#### What you should do:
Write out the whole listing exactly as it stands.

#### Records provided:
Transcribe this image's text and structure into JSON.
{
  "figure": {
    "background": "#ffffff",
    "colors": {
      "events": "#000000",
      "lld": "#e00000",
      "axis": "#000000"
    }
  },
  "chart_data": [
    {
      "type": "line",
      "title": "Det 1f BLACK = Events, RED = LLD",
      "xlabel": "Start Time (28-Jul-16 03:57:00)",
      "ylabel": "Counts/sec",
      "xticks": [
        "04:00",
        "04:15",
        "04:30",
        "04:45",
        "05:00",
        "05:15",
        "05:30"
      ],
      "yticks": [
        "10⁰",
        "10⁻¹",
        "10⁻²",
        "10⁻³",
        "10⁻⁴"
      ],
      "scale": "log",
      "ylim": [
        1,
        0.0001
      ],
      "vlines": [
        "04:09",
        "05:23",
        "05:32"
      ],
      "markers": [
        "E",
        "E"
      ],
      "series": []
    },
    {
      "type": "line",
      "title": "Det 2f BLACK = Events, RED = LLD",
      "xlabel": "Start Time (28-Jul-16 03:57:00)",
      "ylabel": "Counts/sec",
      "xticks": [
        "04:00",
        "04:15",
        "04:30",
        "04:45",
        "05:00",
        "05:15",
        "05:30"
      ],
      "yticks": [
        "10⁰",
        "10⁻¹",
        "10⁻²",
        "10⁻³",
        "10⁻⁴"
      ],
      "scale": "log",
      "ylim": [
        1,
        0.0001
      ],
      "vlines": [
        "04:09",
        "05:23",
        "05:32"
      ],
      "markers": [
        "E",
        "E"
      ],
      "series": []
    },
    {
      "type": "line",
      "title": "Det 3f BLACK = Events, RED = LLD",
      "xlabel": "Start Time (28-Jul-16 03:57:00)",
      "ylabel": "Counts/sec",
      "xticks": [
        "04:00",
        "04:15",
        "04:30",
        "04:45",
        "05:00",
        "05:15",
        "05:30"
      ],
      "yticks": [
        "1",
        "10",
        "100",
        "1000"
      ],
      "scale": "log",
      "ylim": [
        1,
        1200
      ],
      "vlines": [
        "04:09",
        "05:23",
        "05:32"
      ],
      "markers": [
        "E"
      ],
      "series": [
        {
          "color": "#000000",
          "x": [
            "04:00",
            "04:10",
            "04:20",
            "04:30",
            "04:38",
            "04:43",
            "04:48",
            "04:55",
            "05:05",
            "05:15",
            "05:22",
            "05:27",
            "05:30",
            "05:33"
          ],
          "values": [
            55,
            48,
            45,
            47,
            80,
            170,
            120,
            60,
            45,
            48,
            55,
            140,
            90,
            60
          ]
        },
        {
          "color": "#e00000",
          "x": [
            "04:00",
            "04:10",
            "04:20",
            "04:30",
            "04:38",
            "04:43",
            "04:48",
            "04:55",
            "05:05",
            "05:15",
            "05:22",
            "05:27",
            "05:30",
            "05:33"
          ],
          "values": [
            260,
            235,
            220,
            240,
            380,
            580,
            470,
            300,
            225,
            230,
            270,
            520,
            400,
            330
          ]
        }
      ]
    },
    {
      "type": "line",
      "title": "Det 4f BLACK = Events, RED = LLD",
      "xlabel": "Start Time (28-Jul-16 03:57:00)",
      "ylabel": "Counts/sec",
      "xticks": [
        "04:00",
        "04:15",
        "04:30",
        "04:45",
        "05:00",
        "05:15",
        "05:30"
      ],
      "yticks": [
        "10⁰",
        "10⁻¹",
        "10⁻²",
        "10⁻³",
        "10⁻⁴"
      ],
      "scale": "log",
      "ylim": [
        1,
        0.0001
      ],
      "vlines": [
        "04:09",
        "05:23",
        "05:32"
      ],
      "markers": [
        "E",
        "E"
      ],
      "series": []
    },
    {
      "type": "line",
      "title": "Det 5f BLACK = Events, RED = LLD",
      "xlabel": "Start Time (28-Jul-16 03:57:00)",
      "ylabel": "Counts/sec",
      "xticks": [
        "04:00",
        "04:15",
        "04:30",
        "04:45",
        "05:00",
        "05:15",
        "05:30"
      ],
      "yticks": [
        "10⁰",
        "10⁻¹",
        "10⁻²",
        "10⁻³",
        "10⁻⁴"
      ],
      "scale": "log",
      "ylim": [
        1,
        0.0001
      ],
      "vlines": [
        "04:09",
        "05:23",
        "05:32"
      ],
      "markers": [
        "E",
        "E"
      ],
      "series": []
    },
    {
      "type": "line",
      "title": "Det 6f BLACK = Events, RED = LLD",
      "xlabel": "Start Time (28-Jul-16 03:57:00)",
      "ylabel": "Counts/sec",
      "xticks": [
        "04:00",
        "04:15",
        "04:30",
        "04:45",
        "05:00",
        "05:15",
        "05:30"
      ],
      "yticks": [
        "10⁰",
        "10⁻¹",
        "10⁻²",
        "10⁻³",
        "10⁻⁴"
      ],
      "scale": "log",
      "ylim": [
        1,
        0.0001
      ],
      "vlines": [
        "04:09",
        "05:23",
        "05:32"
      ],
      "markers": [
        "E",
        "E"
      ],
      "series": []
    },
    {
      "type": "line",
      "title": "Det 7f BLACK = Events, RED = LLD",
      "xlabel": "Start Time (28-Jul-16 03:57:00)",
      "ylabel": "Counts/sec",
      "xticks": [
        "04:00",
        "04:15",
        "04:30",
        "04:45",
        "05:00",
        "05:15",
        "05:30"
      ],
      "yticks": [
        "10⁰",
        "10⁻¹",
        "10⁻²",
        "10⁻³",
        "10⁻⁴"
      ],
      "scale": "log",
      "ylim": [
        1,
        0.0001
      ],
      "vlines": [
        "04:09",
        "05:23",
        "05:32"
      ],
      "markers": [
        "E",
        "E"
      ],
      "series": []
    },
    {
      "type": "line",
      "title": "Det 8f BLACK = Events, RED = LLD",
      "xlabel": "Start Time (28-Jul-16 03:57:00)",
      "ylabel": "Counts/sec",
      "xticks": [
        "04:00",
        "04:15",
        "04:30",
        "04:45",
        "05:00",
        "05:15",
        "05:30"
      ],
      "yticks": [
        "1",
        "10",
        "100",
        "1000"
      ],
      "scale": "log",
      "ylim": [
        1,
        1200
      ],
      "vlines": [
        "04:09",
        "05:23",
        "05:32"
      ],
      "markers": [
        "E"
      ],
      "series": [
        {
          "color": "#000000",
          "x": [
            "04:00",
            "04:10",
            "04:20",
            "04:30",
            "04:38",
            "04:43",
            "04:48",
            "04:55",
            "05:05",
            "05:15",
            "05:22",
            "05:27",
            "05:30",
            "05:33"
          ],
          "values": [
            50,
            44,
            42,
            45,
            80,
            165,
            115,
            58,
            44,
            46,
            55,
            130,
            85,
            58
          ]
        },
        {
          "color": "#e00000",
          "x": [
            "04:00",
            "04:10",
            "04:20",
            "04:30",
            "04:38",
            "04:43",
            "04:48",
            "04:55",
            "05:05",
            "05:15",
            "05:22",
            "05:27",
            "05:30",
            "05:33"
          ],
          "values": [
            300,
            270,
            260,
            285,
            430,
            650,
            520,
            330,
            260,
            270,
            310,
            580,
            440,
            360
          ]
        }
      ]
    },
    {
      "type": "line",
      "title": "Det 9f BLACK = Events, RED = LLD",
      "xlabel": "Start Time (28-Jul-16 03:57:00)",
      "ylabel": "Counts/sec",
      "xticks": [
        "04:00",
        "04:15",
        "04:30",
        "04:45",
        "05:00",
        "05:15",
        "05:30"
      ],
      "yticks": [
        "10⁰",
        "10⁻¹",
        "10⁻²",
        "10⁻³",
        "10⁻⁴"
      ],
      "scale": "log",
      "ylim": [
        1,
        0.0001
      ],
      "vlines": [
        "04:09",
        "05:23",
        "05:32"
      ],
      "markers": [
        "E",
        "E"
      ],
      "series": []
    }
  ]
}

#### Solved problem:
Transcribe this image's text and structure into JSON.
{
  "figure": {
    "background": "#ffffff",
    "colors": {
      "events": "#000000",
      "lld": "#e00000",
      "axis": "#000000"
    }
  },
  "chart_data": [
    {
      "type": "line",
      "title": "Det 1f BLACK = Events, RED = LLD",
      "xlabel": "Start Time (28-Jul-16 03:57:00)",
      "ylabel": "Counts/sec",
      "xticks": [
        "04:00",
        "04:15",
        "04:30",
        "04:45",
        "05:00",
        "05:15",
        "05:30"
      ],
      "yticks": [
        "10⁰",
        "10⁻¹",
        "10⁻²",
        "10⁻³",
        "10⁻⁴"
      ],
      "scale": "log",
      "ylim": [
        1,
        0.0001
      ],
      "vlines": [
        "04:09",
        "05:23",
        "05:32"
      ],
      "markers": [
        "E",
        "E"
      ],
      "series": []
    },
    {
      "type": "line",
      "title": "Det 2f BLACK = Events, RED = LLD",
      "xlabel": "Start Time (28-Jul-16 03:57:00)",
      "ylabel": "Counts/sec",
      "xticks": [
        "04:00",
        "04:15",
        "04:30",
        "04:45",
        "05:00",
        "05:15",
        "05:30"
      ],
      "yticks": [
        "10⁰",
        "10⁻¹",
        "10⁻²",
        "10⁻³",
        "10⁻⁴"
      ],
      "scale": "log",
      "ylim": [
        1,
        0.0001
      ],
      "vlines": [
        "04:09",
        "05:23",
        "05:32"
      ],
      "markers": [
        "E",
        "E"
      ],
      "series": []
    },
    {
      "type": "line",
      "title": "Det 3f BLACK = Events, RED = LLD",
      "xlabel": "Start Time (28-Jul-16 03:57:00)",
      "ylabel": "Counts/sec",
      "xticks": [
        "04:00",
        "04:15",
        "04:30",
        "04:45",
        "05:00",
        "05:15",
        "05:30"
      ],
      "yticks": [
        "1",
        "10",
        "100",
        "1000"
      ],
      "scale": "log",
      "ylim": [
        1,
        1200
      ],
      "vlines": [
        "04:09",
        "05:23",
        "05:32"
      ],
      "markers": [
        "E"
      ],
      "series": [
        {
          "color": "#000000",
          "x": [
            "04:00",
            "04:10",
            "04:20",
            "04:30",
            "04:38",
            "04:43",
            "04:48",
            "04:55",
            "05:05",
            "05:15",
            "05:22",
            "05:27",
            "05:30",
            "05:33"
          ],
          "values": [
            55,
            48,
            45,
            47,
            80,
            170,
            120,
            60,
            45,
            48,
            55,
            140,
            90,
            60
          ]
        },
        {
          "color": "#e00000",
          "x": [
            "04:00",
            "04:10",
            "04:20",
            "04:30",
            "04:38",
            "04:43",
            "04:48",
            "04:55",
            "05:05",
            "05:15",
            "05:22",
            "05:27",
            "05:30",
            "05:33"
          ],
          "values": [
            260,
            235,
            220,
            240,
            380,
            580,
            470,
            300,
            225,
            230,
            270,
            520,
            400,
            330
          ]
        }
      ]
    },
    {
      "type": "line",
      "title": "Det 4f BLACK = Events, RED = LLD",
      "xlabel": "Start Time (28-Jul-16 03:57:00)",
      "ylabel": "Counts/sec",
      "xticks": [
        "04:00",
        "04:15",
        "04:30",
        "04:45",
        "05:00",
        "05:15",
        "05:30"
      ],
      "yticks": [
        "10⁰",
        "10⁻¹",
        "10⁻²",
        "10⁻³",
        "10⁻⁴"
      ],
      "scale": "log",
      "ylim": [
        1,
        0.0001
      ],
      "vlines": [
        "04:09",
        "05:23",
        "05:32"
      ],
      "markers": [
        "E",
        "E"
      ],
      "series": []
    },
    {
      "type": "line",
      "title": "Det 5f BLACK = Events, RED = LLD",
      "xlabel": "Start Time (28-Jul-16 03:57:00)",
      "ylabel": "Counts/sec",
      "xticks": [
        "04:00",
        "04:15",
        "04:30",
        "04:45",
        "05:00",
        "05:15",
        "05:30"
      ],
      "yticks": [
        "10⁰",
        "10⁻¹",
        "10⁻²",
        "10⁻³",
        "10⁻⁴"
      ],
      "scale": "log",
      "ylim": [
        1,
        0.0001
      ],
      "vlines": [
        "04:09",
        "05:23",
        "05:32"
      ],
      "markers": [
        "E",
        "E"
      ],
      "series": []
    },
    {
      "type": "line",
      "title": "Det 6f BLACK = Events, RED = LLD",
      "xlabel": "Start Time (28-Jul-16 03:57:00)",
      "ylabel": "Counts/sec",
      "xticks": [
        "04:00",
        "04:15",
        "04:30",
        "04:45",
        "05:00",
        "05:15",
        "05:30"
      ],
      "yticks": [
        "10⁰",
        "10⁻¹",
        "10⁻²",
        "10⁻³",
        "10⁻⁴"
      ],
      "scale": "log",
      "ylim": [
        1,
        0.0001
      ],
      "vlines": [
        "04:09",
        "05:23",
        "05:32"
      ],
      "markers": [
        "E",
        "E"
      ],
      "series": []
    },
    {
      "type": "line",
      "title": "Det 7f BLACK = Events, RED = LLD",
      "xlabel": "Start Time (28-Jul-16 03:57:00)",
      "ylabel": "Counts/sec",
      "xticks": [
        "04:00",
        "04:15",
        "04:30",
        "04:45",
        "05:00",
        "05:15",
        "05:30"
      ],
      "yticks": [
        "10⁰",
        "10⁻¹",
        "10⁻²",
        "10⁻³",
        "10⁻⁴"
      ],
      "scale": "log",
      "ylim": [
        1,
        0.0001
      ],
      "vlines": [
        "04:09",
        "05:23",
        "05:32"
      ],
      "markers": [
        "E",
        "E"
      ],
      "series": []
    },
    {
      "type": "line",
      "title": "Det 8f BLACK = Events, RED = LLD",
      "xlabel": "Start Time (28-Jul-16 03:57:00)",
      "ylabel": "Counts/sec",
      "xticks": [
        "04:00",
        "04:15",
        "04:30",
        "04:45",
        "05:00",
        "05:15",
        "05:30"
      ],
      "yticks": [
        "1",
        "10",
        "100",
        "1000"
      ],
      "scale": "log",
      "ylim": [
        1,
        1200
      ],
      "vlines": [
        "04:09",
        "05:23",
        "05:32"
      ],
      "markers": [
        "E"
      ],
      "series": [
        {
          "color": "#000000",
          "x": [
            "04:00",
            "04:10",
            "04:20",
            "04:30",
            "04:38",
            "04:43",
            "04:48",
            "04:55",
            "05:05",
            "05:15",
            "05:22",
            "05:27",
            "05:30",
            "05:33"
          ],
          "values": [
            50,
            44,
            42,
            45,
            80,
            165,
            115,
            58,
            44,
            46,
            55,
            130,
            85,
            58
          ]
        },
        {
          "color": "#e00000",
          "x": [
            "04:00",
            "04:10",
            "04:20",
            "04:30",
            "04:38",
            "04:43",
            "04:48",
            "04:55",
            "05:05",
            "05:15",
            "05:22",
            "05:27",
            "05:30",
            "05:33"
          ],
          "values": [
            300,
            270,
            260,
            285,
            430,
            650,
            520,
            330,
            260,
            270,
            310,
            580,
            440,
            360
          ]
        }
      ]
    },
    {
      "type": "line",
      "title": "Det 9f BLACK = Events, RED = LLD",
      "xlabel": "Start Time (28-Jul-16 03:57:00)",
      "ylabel": "Counts/sec",
      "xticks": [
        "04:00",
        "04:15",
        "04:30",
        "04:45",
        "05:00",
        "05:15",
        "05:30"
      ],
      "yticks": [
        "10⁰",
        "10⁻¹",
        "10⁻²",
        "10⁻³",
        "10⁻⁴"
      ],
      "scale": "log",
      "ylim": [
        1,
        0.0001
      ],
      "vlines": [
        "04:09",
        "05:23",
        "05:32"
      ],
      "markers": [
        "E",
        "E"
      ],
      "series": []
    }
  ]
}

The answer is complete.